## Job
From the entries below, extract every line that includes the word "this".
============
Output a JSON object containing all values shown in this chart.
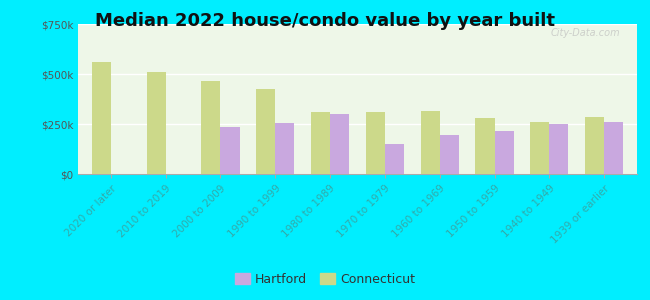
{
  "title": "Median 2022 house/condo value by year built",
  "categories": [
    "2020 or later",
    "2010 to 2019",
    "2000 to 2009",
    "1990 to 1999",
    "1980 to 1989",
    "1970 to 1979",
    "1960 to 1969",
    "1950 to 1959",
    "1940 to 1949",
    "1939 or earlier"
  ],
  "hartford": [
    0,
    0,
    237000,
    253000,
    300000,
    152000,
    193000,
    213000,
    248000,
    260000
  ],
  "connecticut": [
    560000,
    510000,
    465000,
    425000,
    310000,
    310000,
    315000,
    282000,
    258000,
    283000
  ],
  "hartford_color": "#c9a8df",
  "connecticut_color": "#ccd98a",
  "background_outer": "#00eeff",
  "background_plot_color": "#dff0d8",
  "ylim": [
    0,
    750000
  ],
  "yticks": [
    0,
    250000,
    500000,
    750000
  ],
  "ytick_labels": [
    "$0",
    "$250k",
    "$500k",
    "$750k"
  ],
  "bar_width": 0.35,
  "title_fontsize": 13,
  "tick_fontsize": 7.5,
  "label_color": "#33aaaa",
  "legend_fontsize": 9,
  "watermark": "City-Data.com"
}
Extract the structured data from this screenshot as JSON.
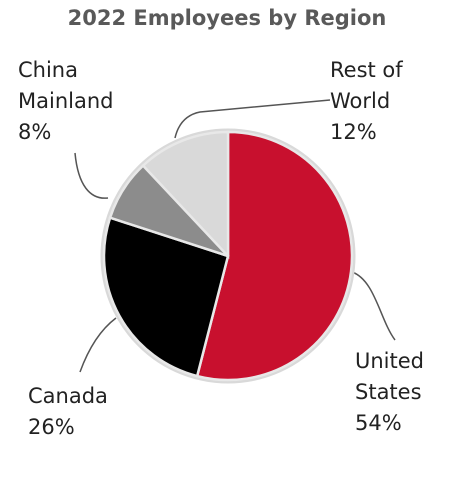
{
  "chart_data": {
    "type": "pie",
    "title": "2022 Employees by Region",
    "categories": [
      "United States",
      "Canada",
      "China Mainland",
      "Rest of World"
    ],
    "values": [
      54,
      26,
      8,
      12
    ],
    "value_labels": [
      "54%",
      "26%",
      "8%",
      "12%"
    ],
    "colors": [
      "#c8102e",
      "#000000",
      "#8c8c8c",
      "#d9d9d9"
    ]
  }
}
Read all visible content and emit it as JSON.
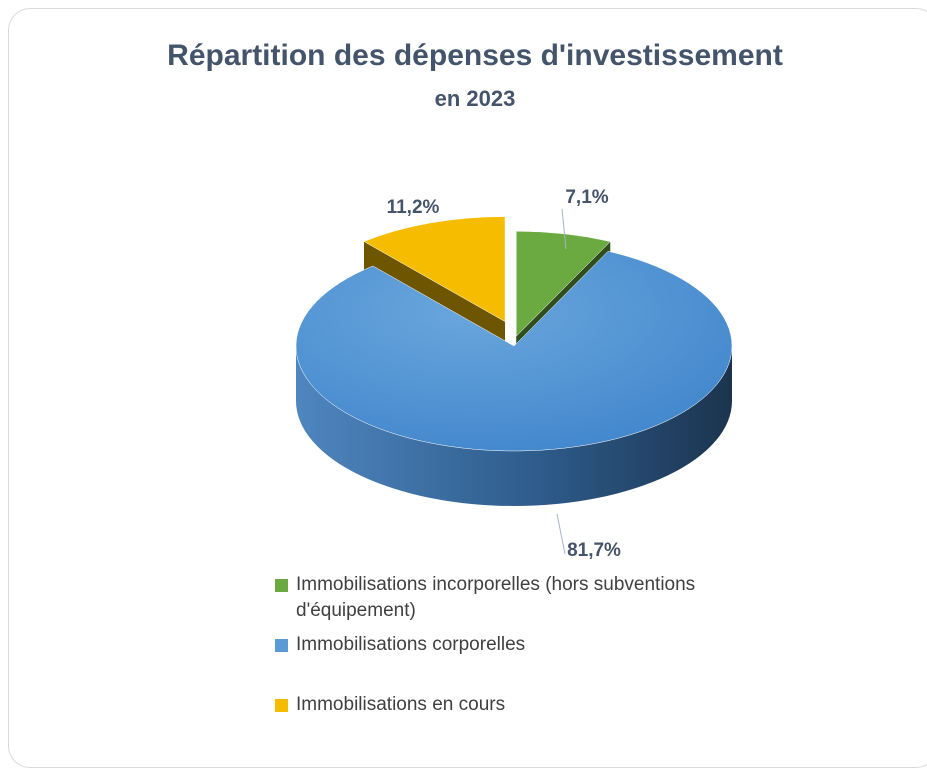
{
  "chart_data": {
    "type": "pie",
    "title": "Répartition des dépenses d'investissement",
    "subtitle": "en 2023",
    "categories": [
      "Immobilisations incorporelles (hors subventions d'équipement)",
      "Immobilisations corporelles",
      "Immobilisations en cours"
    ],
    "values": [
      7.1,
      81.7,
      11.2
    ],
    "value_labels": [
      "7,1%",
      "81,7%",
      "11,2%"
    ],
    "colors": [
      "#6aaa40",
      "#5b9bd5",
      "#f5bc00"
    ],
    "legend": "bottom"
  }
}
============
## Exercise output
Output a JSON object containing all values shown in this chart.
Extract the structured data from this screenshot as JSON.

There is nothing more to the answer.